Extracted data entries
---------------
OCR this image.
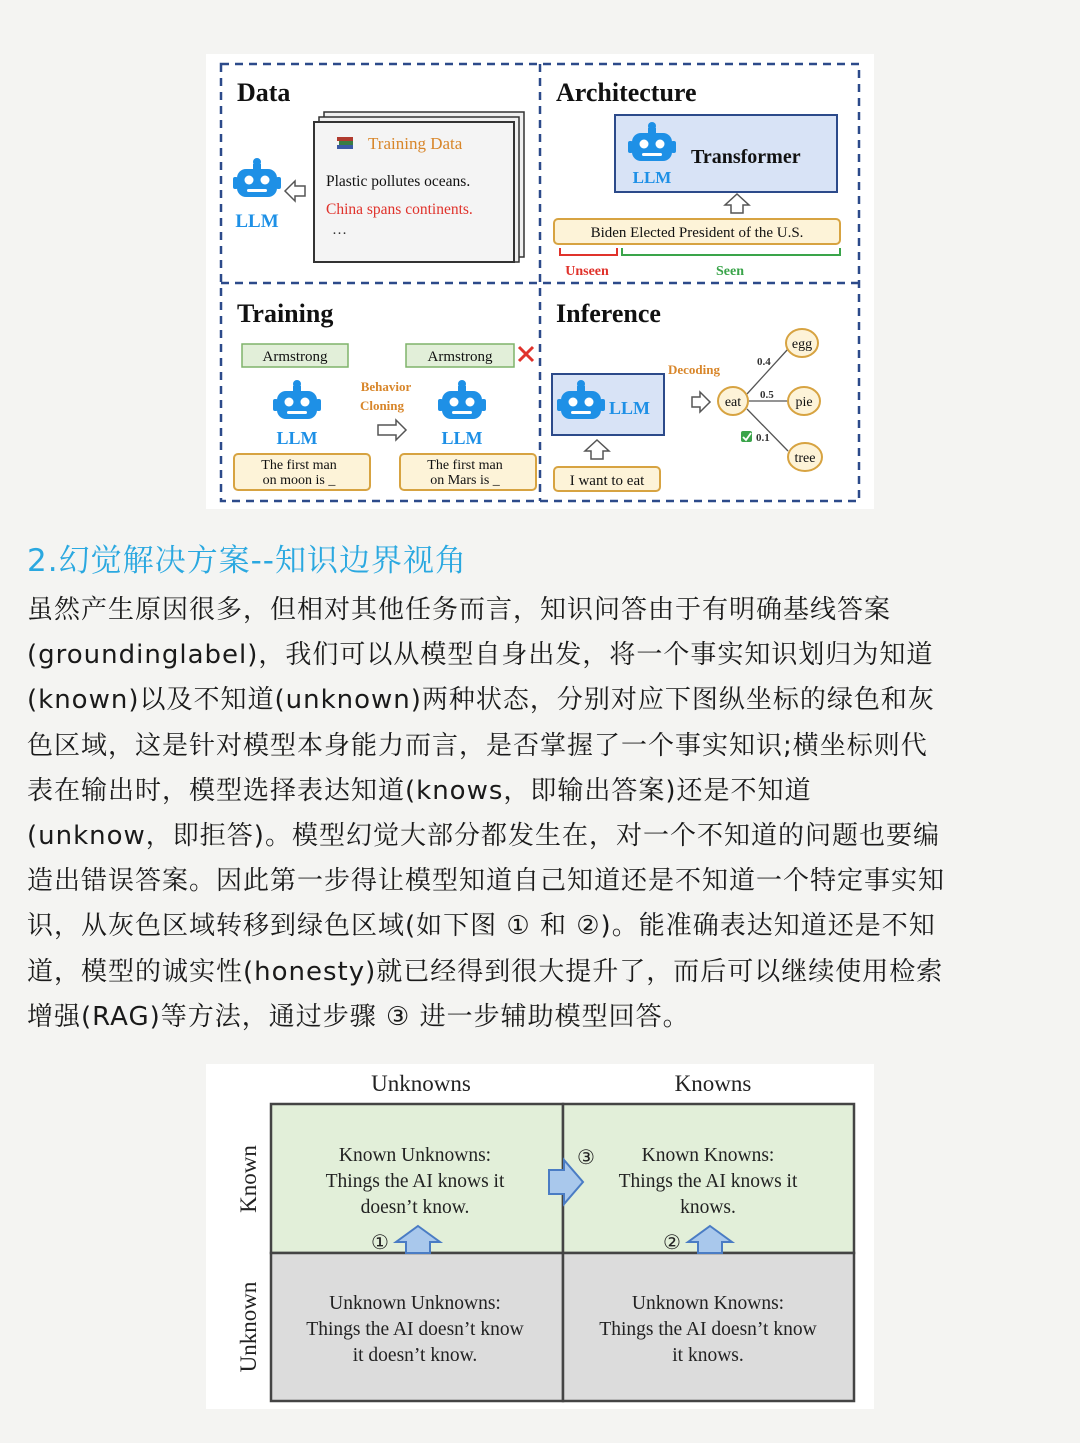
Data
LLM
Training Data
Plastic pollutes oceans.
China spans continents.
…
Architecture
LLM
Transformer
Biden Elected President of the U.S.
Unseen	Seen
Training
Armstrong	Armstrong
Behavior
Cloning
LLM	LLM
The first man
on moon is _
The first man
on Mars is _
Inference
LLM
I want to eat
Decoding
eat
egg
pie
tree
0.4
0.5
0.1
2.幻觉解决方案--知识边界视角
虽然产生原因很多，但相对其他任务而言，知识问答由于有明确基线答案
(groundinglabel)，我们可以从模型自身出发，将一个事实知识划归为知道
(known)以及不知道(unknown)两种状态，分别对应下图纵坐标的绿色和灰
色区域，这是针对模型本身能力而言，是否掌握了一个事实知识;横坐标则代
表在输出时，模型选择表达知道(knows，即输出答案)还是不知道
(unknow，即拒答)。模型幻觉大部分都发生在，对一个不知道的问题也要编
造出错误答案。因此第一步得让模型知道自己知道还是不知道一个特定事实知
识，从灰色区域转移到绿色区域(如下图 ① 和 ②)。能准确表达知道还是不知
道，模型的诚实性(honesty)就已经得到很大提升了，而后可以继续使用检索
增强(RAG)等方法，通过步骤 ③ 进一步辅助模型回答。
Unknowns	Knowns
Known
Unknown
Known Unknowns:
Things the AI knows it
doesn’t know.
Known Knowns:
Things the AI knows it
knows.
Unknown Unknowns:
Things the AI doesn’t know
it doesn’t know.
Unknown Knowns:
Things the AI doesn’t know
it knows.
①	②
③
---------------
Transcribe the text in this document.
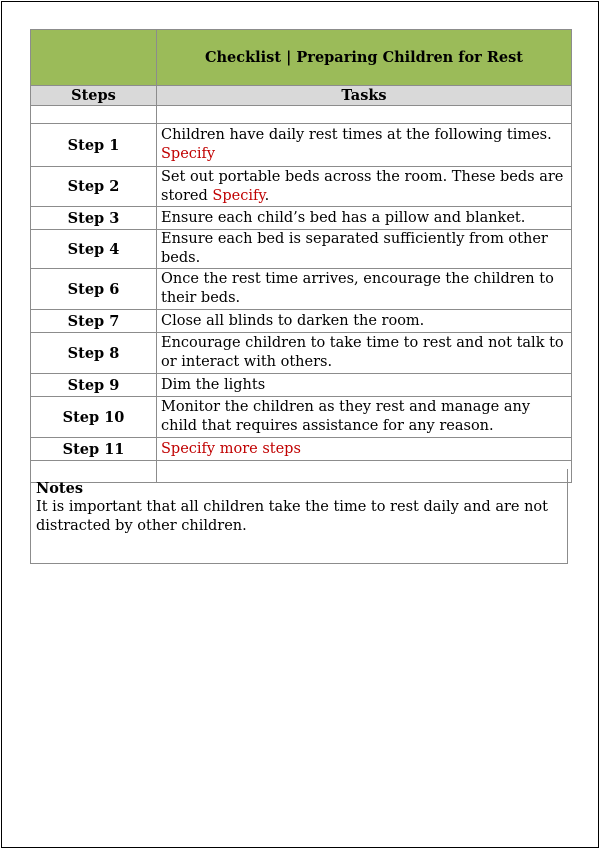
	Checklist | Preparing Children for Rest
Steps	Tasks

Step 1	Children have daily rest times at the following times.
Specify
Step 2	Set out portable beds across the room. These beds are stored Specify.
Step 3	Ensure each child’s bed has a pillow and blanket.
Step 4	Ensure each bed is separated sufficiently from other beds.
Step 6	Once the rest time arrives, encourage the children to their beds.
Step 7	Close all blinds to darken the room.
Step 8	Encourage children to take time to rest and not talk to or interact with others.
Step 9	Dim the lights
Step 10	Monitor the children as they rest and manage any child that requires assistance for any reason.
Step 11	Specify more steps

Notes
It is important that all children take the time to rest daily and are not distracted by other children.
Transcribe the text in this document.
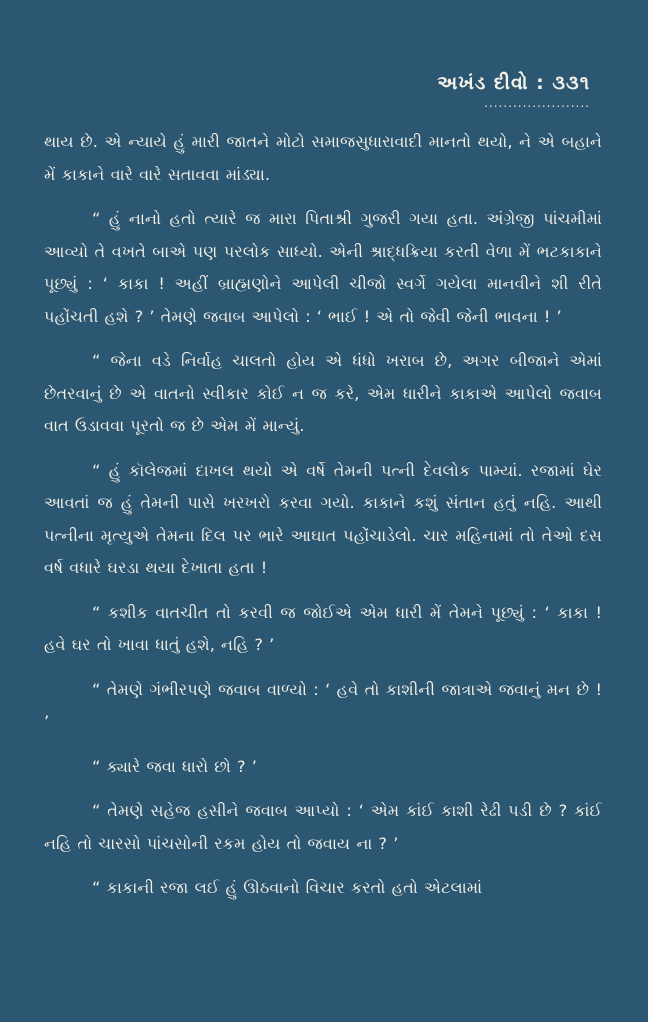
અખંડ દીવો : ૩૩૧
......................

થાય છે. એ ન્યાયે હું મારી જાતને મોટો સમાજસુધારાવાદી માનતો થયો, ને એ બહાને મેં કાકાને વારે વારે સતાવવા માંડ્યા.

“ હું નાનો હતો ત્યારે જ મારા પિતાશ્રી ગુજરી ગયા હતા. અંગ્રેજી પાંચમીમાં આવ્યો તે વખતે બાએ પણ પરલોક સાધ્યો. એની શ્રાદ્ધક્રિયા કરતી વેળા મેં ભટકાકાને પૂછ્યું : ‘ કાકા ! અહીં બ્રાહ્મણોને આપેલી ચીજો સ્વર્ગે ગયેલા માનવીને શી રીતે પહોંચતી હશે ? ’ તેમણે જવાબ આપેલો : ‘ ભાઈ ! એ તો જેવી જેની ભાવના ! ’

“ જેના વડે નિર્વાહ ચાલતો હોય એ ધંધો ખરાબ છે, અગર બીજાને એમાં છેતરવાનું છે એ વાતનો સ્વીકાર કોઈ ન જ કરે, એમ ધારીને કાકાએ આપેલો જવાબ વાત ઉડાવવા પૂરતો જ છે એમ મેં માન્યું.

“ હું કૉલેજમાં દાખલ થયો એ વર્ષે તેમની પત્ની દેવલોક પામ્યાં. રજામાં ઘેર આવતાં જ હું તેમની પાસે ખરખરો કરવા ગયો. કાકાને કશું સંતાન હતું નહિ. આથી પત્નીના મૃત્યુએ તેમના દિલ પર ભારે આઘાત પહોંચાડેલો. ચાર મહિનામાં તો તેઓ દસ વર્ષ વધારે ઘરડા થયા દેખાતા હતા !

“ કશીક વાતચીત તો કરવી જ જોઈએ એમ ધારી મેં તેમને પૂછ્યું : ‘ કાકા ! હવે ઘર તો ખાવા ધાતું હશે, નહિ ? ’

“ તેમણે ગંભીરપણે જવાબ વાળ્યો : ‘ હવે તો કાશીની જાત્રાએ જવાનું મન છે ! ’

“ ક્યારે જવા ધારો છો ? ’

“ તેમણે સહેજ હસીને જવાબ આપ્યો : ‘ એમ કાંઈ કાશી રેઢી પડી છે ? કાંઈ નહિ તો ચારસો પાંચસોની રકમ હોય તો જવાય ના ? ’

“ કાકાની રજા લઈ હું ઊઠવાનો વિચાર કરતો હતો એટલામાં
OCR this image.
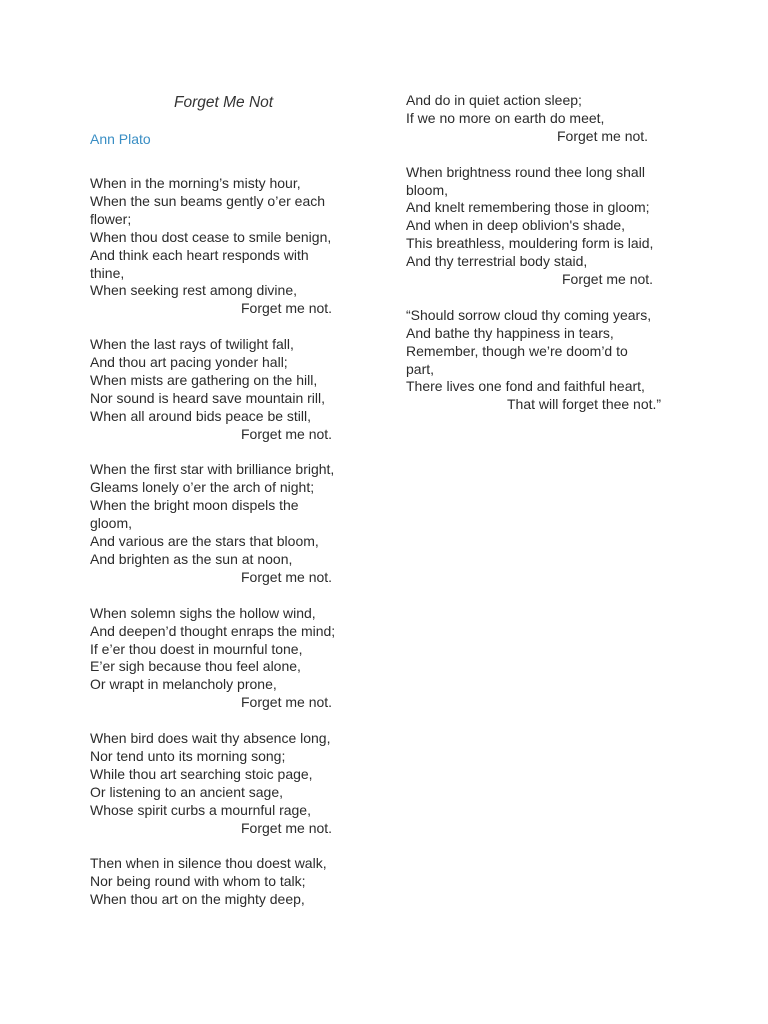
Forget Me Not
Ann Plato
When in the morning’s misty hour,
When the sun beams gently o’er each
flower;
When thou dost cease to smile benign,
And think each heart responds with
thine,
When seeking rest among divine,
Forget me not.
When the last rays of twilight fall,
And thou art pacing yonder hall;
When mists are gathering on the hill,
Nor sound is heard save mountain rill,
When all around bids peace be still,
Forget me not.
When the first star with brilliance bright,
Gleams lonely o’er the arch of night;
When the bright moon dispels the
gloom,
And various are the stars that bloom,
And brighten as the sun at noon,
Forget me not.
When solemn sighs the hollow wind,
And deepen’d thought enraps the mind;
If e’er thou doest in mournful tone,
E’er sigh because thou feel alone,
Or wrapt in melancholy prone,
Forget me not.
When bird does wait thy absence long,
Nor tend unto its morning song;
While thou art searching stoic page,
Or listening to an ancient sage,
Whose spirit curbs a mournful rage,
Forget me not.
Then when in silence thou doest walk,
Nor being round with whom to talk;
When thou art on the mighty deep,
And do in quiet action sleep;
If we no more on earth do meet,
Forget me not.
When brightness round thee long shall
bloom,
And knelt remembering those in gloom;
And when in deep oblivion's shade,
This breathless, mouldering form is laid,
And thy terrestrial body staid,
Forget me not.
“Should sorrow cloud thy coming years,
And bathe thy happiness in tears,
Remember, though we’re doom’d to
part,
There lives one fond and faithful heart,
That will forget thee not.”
---------------
Requirements
Track down every line with the word "bloom" and copy it.

Final answer
And various are the stars that bloom,
bloom,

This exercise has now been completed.